Directions:
Write out each line of the material again, word for word.

Dataset items:
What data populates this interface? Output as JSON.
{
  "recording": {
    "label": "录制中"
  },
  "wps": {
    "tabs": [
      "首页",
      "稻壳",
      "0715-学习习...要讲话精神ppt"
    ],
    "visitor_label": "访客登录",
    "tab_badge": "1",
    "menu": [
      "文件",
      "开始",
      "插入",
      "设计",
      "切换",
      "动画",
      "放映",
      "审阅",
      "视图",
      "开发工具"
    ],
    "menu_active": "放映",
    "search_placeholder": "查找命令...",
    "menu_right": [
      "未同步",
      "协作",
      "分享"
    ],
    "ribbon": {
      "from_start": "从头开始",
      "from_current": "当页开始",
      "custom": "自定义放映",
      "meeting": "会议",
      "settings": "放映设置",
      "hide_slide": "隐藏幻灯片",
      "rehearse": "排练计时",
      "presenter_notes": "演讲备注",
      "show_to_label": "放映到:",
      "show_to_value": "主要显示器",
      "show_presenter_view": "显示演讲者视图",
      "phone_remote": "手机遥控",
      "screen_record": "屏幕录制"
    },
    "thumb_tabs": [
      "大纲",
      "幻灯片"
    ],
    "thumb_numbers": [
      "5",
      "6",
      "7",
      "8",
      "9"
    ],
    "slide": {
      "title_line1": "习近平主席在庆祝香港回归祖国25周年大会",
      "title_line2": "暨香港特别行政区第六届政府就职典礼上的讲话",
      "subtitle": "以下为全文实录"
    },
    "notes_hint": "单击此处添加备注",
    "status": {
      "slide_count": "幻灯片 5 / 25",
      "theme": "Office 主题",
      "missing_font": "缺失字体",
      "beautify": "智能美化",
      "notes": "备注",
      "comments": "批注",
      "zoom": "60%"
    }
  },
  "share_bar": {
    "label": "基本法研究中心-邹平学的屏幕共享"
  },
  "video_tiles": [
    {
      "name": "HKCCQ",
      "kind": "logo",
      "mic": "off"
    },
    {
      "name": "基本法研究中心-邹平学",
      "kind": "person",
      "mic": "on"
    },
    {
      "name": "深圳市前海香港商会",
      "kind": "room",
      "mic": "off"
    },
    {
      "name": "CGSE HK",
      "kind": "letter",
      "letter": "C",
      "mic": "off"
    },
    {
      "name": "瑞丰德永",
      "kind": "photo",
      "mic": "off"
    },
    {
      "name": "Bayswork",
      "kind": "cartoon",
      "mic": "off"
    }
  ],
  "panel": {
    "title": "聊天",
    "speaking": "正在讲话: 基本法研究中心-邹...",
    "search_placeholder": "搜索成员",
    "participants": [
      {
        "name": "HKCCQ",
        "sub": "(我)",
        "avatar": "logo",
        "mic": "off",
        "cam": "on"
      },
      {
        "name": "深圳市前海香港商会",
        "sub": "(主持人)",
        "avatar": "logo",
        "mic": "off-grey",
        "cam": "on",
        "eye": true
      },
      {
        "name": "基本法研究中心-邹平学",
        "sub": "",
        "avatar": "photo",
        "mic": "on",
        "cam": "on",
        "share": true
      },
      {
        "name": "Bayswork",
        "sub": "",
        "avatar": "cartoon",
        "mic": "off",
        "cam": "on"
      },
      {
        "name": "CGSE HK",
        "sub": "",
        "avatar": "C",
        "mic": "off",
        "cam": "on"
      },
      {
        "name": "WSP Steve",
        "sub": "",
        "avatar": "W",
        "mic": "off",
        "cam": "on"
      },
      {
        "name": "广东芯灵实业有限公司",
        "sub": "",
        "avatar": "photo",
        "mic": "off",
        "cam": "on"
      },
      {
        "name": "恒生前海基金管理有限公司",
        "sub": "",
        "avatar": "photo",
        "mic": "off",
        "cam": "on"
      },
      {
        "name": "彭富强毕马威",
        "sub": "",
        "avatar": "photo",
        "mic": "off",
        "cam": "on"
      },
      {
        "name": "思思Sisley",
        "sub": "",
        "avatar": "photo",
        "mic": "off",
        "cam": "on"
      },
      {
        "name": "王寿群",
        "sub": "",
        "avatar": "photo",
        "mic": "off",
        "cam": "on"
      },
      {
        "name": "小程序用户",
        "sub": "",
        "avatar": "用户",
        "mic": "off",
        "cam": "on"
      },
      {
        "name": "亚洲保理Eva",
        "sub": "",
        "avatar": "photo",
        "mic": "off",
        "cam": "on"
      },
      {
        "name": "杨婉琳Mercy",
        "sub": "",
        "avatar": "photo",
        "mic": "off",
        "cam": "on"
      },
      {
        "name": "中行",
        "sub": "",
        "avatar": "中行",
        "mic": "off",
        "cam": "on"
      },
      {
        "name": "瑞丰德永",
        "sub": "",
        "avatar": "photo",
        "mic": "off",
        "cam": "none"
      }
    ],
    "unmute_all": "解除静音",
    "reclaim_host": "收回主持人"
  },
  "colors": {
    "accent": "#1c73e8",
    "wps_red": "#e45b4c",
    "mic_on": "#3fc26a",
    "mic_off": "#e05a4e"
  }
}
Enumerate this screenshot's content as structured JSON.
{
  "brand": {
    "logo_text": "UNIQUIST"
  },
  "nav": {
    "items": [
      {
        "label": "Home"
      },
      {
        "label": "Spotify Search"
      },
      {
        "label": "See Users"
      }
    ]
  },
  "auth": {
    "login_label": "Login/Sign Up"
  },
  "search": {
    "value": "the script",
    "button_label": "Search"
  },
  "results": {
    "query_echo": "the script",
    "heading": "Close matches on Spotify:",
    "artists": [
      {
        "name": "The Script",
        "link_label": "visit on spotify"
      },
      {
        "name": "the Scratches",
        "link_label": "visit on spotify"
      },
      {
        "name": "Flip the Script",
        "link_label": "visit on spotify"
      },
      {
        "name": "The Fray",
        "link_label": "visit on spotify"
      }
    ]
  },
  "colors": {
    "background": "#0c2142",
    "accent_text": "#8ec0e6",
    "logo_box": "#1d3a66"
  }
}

Written answer:
What data populates this interface? Output as JSON.
{
  "recording": {
    "label": "录制中"
  },
  "wps": {
    "tabs": [
      "首页",
      "稻壳",
      "0715-学习习...要讲话精神ppt"
    ],
    "visitor_label": "访客登录",
    "tab_badge": "1",
    "menu": [
      "文件",
      "开始",
      "插入",
      "设计",
      "切换",
      "动画",
      "放映",
      "审阅",
      "视图",
      "开发工具"
    ],
    "menu_active": "放映",
    "search_placeholder": "查找命令...",
    "menu_right": [
      "未同步",
      "协作",
      "分享"
    ],
    "ribbon": {
      "from_start": "从头开始",
      "from_current": "当页开始",
      "custom": "自定义放映",
      "meeting": "会议",
      "settings": "放映设置",
      "hide_slide": "隐藏幻灯片",
      "rehearse": "排练计时",
      "presenter_notes": "演讲备注",
      "show_to_label": "放映到:",
      "show_to_value": "主要显示器",
      "show_presenter_view": "显示演讲者视图",
      "phone_remote": "手机遥控",
      "screen_record": "屏幕录制"
    },
    "thumb_tabs": [
      "大纲",
      "幻灯片"
    ],
    "thumb_numbers": [
      "5",
      "6",
      "7",
      "8",
      "9"
    ],
    "slide": {
      "title_line1": "习近平主席在庆祝香港回归祖国25周年大会",
      "title_line2": "暨香港特别行政区第六届政府就职典礼上的讲话",
      "subtitle": "以下为全文实录"
    },
    "notes_hint": "单击此处添加备注",
    "status": {
      "slide_count": "幻灯片 5 / 25",
      "theme": "Office 主题",
      "missing_font": "缺失字体",
      "beautify": "智能美化",
      "notes": "备注",
      "comments": "批注",
      "zoom": "60%"
    }
  },
  "share_bar": {
    "label": "基本法研究中心-邹平学的屏幕共享"
  },
  "video_tiles": [
    {
      "name": "HKCCQ",
      "kind": "logo",
      "mic": "off"
    },
    {
      "name": "基本法研究中心-邹平学",
      "kind": "person",
      "mic": "on"
    },
    {
      "name": "深圳市前海香港商会",
      "kind": "room",
      "mic": "off"
    },
    {
      "name": "CGSE HK",
      "kind": "letter",
      "letter": "C",
      "mic": "off"
    },
    {
      "name": "瑞丰德永",
      "kind": "photo",
      "mic": "off"
    },
    {
      "name": "Bayswork",
      "kind": "cartoon",
      "mic": "off"
    }
  ],
  "panel": {
    "title": "聊天",
    "speaking": "正在讲话: 基本法研究中心-邹...",
    "search_placeholder": "搜索成员",
    "participants": [
      {
        "name": "HKCCQ",
        "sub": "(我)",
        "avatar": "logo",
        "mic": "off",
        "cam": "on"
      },
      {
        "name": "深圳市前海香港商会",
        "sub": "(主持人)",
        "avatar": "logo",
        "mic": "off-grey",
        "cam": "on",
        "eye": true
      },
      {
        "name": "基本法研究中心-邹平学",
        "sub": "",
        "avatar": "photo",
        "mic": "on",
        "cam": "on",
        "share": true
      },
      {
        "name": "Bayswork",
        "sub": "",
        "avatar": "cartoon",
        "mic": "off",
        "cam": "on"
      },
      {
        "name": "CGSE HK",
        "sub": "",
        "avatar": "C",
        "mic": "off",
        "cam": "on"
      },
      {
        "name": "WSP Steve",
        "sub": "",
        "avatar": "W",
        "mic": "off",
        "cam": "on"
      },
      {
        "name": "广东芯灵实业有限公司",
        "sub": "",
        "avatar": "photo",
        "mic": "off",
        "cam": "on"
      },
      {
        "name": "恒生前海基金管理有限公司",
        "sub": "",
        "avatar": "photo",
        "mic": "off",
        "cam": "on"
      },
      {
        "name": "彭富强毕马威",
        "sub": "",
        "avatar": "photo",
        "mic": "off",
        "cam": "on"
      },
      {
        "name": "思思Sisley",
        "sub": "",
        "avatar": "photo",
        "mic": "off",
        "cam": "on"
      },
      {
        "name": "王寿群",
        "sub": "",
        "avatar": "photo",
        "mic": "off",
        "cam": "on"
      },
      {
        "name": "小程序用户",
        "sub": "",
        "avatar": "用户",
        "mic": "off",
        "cam": "on"
      },
      {
        "name": "亚洲保理Eva",
        "sub": "",
        "avatar": "photo",
        "mic": "off",
        "cam": "on"
      },
      {
        "name": "杨婉琳Mercy",
        "sub": "",
        "avatar": "photo",
        "mic": "off",
        "cam": "on"
      },
      {
        "name": "中行",
        "sub": "",
        "avatar": "中行",
        "mic": "off",
        "cam": "on"
      },
      {
        "name": "瑞丰德永",
        "sub": "",
        "avatar": "photo",
        "mic": "off",
        "cam": "none"
      }
    ],
    "unmute_all": "解除静音",
    "reclaim_host": "收回主持人"
  },
  "colors": {
    "accent": "#1c73e8",
    "wps_red": "#e45b4c",
    "mic_on": "#3fc26a",
    "mic_off": "#e05a4e"
  }
}
Enumerate this screenshot's content as structured JSON.
{
  "brand": {
    "logo_text": "UNIQUIST"
  },
  "nav": {
    "items": [
      {
        "label": "Home"
      },
      {
        "label": "Spotify Search"
      },
      {
        "label": "See Users"
      }
    ]
  },
  "auth": {
    "login_label": "Login/Sign Up"
  },
  "search": {
    "value": "the script",
    "button_label": "Search"
  },
  "results": {
    "query_echo": "the script",
    "heading": "Close matches on Spotify:",
    "artists": [
      {
        "name": "The Script",
        "link_label": "visit on spotify"
      },
      {
        "name": "the Scratches",
        "link_label": "visit on spotify"
      },
      {
        "name": "Flip the Script",
        "link_label": "visit on spotify"
      },
      {
        "name": "The Fray",
        "link_label": "visit on spotify"
      }
    ]
  },
  "colors": {
    "background": "#0c2142",
    "accent_text": "#8ec0e6",
    "logo_box": "#1d3a66"
  }
}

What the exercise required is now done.